__What you need to do__:
Count lines with "Resources" in them. Report only the total.

__Data extract__:
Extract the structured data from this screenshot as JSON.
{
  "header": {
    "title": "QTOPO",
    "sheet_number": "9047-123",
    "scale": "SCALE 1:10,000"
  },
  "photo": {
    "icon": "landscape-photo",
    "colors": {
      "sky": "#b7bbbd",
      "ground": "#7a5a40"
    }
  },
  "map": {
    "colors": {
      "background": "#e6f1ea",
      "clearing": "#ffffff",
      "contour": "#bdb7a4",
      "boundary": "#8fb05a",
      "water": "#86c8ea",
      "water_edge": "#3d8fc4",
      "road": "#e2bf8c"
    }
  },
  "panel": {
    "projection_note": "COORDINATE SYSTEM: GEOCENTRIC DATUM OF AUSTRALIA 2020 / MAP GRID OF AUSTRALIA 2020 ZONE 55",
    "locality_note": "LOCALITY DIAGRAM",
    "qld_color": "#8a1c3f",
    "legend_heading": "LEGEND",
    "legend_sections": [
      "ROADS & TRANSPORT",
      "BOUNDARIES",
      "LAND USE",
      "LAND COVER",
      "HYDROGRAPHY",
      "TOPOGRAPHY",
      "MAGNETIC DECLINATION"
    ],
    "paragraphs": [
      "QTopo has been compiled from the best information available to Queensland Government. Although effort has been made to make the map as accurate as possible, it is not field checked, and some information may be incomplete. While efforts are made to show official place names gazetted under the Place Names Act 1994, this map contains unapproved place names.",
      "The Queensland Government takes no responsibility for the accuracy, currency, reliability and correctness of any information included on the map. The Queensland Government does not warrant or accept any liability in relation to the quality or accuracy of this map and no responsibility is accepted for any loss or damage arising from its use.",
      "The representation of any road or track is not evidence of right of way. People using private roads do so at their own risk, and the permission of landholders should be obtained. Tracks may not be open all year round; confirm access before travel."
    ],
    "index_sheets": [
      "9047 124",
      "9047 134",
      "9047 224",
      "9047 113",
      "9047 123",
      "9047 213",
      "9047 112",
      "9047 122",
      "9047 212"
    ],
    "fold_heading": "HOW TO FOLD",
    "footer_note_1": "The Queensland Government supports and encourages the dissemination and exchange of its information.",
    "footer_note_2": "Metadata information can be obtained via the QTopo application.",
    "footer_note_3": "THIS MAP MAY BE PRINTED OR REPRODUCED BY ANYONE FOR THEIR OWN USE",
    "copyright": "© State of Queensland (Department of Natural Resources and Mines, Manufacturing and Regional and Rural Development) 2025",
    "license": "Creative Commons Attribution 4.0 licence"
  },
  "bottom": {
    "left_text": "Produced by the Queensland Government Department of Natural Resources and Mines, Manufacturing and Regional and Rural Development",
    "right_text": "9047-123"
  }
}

__Reply__:
2